─── Data section ───
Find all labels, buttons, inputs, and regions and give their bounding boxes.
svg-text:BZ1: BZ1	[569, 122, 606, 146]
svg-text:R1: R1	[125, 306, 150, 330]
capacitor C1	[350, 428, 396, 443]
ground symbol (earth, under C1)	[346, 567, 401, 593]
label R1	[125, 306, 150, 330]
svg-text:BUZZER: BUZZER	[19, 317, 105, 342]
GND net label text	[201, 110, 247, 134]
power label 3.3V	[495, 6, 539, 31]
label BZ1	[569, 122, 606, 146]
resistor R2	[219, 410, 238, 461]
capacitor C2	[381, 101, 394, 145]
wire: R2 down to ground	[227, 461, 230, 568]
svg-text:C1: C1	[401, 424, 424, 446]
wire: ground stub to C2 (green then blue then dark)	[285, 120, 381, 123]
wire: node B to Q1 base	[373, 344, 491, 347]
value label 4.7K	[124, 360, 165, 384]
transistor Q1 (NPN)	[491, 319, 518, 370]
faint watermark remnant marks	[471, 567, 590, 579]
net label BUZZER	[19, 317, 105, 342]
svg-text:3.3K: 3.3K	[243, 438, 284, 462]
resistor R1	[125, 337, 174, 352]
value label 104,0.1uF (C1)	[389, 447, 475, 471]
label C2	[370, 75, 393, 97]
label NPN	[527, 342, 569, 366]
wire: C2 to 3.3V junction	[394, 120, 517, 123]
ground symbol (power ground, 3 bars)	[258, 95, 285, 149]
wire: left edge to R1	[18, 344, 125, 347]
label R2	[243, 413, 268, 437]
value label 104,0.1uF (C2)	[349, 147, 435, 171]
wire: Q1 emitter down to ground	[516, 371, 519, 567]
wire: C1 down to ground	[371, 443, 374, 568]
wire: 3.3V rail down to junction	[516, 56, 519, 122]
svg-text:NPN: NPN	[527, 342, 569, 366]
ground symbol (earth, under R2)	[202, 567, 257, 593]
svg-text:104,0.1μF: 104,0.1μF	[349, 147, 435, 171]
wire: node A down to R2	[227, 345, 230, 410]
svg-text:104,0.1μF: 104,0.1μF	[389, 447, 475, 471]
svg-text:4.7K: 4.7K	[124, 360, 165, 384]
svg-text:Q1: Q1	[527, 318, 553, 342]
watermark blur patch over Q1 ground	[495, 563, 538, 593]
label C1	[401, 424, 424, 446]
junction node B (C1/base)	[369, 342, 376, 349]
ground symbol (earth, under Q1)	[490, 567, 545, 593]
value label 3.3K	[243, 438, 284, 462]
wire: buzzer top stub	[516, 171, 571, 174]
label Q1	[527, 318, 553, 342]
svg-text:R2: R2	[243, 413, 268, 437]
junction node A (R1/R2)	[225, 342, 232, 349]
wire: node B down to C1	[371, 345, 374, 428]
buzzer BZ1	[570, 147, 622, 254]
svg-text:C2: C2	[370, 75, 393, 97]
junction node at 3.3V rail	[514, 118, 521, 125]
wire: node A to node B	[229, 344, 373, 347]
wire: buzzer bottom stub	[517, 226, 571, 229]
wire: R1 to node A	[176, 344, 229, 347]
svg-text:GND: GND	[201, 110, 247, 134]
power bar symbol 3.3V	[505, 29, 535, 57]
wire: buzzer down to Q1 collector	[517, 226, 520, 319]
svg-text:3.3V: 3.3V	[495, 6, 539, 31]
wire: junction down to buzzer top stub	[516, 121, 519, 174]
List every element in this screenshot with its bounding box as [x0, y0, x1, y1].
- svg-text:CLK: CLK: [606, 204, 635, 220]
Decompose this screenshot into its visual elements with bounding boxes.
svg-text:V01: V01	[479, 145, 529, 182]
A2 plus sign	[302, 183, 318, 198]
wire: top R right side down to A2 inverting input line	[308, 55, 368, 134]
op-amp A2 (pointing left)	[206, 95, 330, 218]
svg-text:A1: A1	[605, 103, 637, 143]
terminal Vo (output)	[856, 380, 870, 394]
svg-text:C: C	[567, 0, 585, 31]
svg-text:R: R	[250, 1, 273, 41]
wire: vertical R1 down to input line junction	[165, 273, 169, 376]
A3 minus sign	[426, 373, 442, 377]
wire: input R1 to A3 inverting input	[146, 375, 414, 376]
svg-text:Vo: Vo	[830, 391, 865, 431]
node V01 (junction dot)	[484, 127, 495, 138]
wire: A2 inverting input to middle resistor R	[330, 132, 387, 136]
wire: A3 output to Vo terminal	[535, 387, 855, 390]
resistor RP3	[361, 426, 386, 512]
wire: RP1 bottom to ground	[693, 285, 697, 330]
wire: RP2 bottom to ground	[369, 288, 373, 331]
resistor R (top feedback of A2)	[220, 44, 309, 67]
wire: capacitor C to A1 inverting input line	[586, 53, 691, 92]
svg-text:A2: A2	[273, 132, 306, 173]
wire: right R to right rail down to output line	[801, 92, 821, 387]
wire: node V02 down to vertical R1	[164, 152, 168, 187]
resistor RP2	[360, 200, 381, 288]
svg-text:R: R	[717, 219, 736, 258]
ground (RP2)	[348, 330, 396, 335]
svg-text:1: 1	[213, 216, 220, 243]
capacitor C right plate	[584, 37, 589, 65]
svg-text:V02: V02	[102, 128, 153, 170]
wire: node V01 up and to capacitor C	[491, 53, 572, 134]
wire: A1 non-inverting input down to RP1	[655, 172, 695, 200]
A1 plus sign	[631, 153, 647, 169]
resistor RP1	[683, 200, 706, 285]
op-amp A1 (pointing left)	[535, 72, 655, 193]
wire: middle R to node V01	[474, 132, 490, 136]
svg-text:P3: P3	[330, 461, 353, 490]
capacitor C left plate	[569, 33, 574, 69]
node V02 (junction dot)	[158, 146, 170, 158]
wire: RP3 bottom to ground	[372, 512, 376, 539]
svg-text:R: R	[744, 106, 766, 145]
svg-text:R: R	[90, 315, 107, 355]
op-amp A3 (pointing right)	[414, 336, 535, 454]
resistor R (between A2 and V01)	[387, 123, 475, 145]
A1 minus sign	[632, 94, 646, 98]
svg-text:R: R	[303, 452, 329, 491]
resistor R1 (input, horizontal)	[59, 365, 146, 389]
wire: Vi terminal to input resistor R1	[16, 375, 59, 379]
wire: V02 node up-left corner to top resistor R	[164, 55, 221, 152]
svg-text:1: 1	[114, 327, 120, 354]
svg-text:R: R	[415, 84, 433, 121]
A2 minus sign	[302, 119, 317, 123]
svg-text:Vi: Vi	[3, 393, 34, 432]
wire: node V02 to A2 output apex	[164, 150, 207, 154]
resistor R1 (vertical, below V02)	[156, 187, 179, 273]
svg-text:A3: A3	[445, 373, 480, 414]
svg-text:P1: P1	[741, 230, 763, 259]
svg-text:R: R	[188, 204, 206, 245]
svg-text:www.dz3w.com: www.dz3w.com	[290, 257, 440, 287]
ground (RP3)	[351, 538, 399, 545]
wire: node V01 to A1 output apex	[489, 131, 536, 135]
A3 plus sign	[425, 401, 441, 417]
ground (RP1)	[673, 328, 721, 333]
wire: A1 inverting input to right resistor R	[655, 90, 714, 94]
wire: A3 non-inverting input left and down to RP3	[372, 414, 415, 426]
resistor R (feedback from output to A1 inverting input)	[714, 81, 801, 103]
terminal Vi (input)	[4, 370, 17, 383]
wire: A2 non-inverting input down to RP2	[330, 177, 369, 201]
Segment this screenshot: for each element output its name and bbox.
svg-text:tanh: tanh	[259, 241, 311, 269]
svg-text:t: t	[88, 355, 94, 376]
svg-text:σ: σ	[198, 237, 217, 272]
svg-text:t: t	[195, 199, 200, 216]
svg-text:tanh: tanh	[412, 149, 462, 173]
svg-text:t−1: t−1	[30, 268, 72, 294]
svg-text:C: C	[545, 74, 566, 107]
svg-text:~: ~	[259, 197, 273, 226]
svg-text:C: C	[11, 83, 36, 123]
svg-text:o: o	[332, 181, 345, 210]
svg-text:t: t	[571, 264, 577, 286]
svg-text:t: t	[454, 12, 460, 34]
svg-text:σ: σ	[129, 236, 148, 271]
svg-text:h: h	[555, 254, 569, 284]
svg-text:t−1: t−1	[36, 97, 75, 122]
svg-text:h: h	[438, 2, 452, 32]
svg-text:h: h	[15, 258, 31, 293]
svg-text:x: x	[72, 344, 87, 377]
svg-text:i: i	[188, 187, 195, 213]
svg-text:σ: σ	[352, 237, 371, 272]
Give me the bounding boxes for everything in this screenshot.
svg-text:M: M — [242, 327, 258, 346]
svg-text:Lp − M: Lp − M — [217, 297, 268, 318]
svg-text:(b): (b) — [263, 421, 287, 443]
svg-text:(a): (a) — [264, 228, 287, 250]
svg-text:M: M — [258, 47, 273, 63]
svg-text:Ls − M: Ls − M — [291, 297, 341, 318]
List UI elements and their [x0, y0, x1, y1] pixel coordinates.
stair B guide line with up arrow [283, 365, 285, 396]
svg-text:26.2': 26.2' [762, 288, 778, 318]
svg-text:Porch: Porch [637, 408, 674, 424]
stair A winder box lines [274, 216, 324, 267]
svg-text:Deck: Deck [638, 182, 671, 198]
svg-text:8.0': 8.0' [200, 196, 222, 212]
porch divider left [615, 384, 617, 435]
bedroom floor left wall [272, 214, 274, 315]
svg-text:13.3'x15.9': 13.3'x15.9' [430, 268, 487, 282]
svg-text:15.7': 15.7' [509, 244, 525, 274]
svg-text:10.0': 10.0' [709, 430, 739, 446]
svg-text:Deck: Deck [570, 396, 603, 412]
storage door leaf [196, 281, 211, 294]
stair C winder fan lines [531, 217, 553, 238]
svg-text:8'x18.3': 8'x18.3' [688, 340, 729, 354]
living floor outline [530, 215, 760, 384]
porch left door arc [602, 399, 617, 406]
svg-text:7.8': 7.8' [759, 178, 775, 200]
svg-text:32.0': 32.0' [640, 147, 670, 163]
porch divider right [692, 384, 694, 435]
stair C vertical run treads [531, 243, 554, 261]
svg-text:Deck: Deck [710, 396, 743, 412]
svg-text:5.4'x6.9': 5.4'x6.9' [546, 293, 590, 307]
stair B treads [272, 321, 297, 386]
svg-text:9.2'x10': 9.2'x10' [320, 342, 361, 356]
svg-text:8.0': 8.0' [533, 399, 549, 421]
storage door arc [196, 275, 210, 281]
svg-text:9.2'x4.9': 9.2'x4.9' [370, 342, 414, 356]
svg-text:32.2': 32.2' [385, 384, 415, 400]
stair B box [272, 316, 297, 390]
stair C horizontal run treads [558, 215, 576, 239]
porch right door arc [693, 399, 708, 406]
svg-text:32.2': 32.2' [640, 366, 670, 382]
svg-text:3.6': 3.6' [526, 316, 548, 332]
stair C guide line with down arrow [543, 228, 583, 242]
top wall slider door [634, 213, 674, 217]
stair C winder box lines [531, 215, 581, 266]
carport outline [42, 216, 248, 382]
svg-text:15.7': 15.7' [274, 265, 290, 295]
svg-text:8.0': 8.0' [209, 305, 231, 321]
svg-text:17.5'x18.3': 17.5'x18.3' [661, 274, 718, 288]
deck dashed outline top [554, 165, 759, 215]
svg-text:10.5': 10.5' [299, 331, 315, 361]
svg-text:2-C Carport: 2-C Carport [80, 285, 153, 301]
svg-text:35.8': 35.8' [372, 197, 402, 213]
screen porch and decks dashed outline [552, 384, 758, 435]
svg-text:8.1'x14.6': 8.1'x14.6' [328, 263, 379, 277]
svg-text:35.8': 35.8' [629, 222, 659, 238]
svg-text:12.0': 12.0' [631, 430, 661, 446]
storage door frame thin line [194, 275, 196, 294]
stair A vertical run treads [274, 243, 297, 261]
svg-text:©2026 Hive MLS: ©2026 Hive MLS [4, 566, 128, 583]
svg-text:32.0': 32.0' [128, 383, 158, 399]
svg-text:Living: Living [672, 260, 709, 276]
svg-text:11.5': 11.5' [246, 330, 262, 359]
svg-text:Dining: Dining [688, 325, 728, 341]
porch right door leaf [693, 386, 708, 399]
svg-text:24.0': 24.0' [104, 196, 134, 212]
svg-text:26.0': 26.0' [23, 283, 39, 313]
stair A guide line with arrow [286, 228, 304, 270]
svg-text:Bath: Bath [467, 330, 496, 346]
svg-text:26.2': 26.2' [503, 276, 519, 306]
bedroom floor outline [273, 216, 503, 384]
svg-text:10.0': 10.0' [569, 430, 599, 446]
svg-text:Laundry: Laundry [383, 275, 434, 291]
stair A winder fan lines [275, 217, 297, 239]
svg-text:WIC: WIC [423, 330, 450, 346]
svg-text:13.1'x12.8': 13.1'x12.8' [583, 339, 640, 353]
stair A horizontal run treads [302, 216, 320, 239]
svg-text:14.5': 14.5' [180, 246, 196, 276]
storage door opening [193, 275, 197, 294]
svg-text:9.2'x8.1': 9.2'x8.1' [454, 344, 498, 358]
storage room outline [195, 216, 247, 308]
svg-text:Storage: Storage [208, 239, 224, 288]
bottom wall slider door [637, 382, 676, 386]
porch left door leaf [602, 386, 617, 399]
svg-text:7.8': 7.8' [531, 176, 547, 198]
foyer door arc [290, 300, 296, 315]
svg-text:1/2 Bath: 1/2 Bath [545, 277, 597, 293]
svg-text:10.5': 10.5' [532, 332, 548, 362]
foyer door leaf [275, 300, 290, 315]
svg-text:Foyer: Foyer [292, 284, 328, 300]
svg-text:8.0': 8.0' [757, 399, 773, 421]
───
■ **What is needed**: Retype the lines from the start of the records through the line holding "319, 518, 370]", inclusive, without changing anything.

■ **The completed task**:
Find all labels, buttons, inputs, and regions and give their bounding boxes.
svg-text:BZ1: BZ1	[569, 122, 606, 146]
svg-text:R1: R1	[125, 306, 150, 330]
capacitor C1	[350, 428, 396, 443]
ground symbol (earth, under C1)	[346, 567, 401, 593]
label R1	[125, 306, 150, 330]
svg-text:BUZZER: BUZZER	[19, 317, 105, 342]
GND net label text	[201, 110, 247, 134]
power label 3.3V	[495, 6, 539, 31]
label BZ1	[569, 122, 606, 146]
resistor R2	[219, 410, 238, 461]
capacitor C2	[381, 101, 394, 145]
wire: R2 down to ground	[227, 461, 230, 568]
svg-text:C1: C1	[401, 424, 424, 446]
wire: ground stub to C2 (green then blue then dark)	[285, 120, 381, 123]
wire: node B to Q1 base	[373, 344, 491, 347]
value label 4.7K	[124, 360, 165, 384]
transistor Q1 (NPN)	[491, 319, 518, 370]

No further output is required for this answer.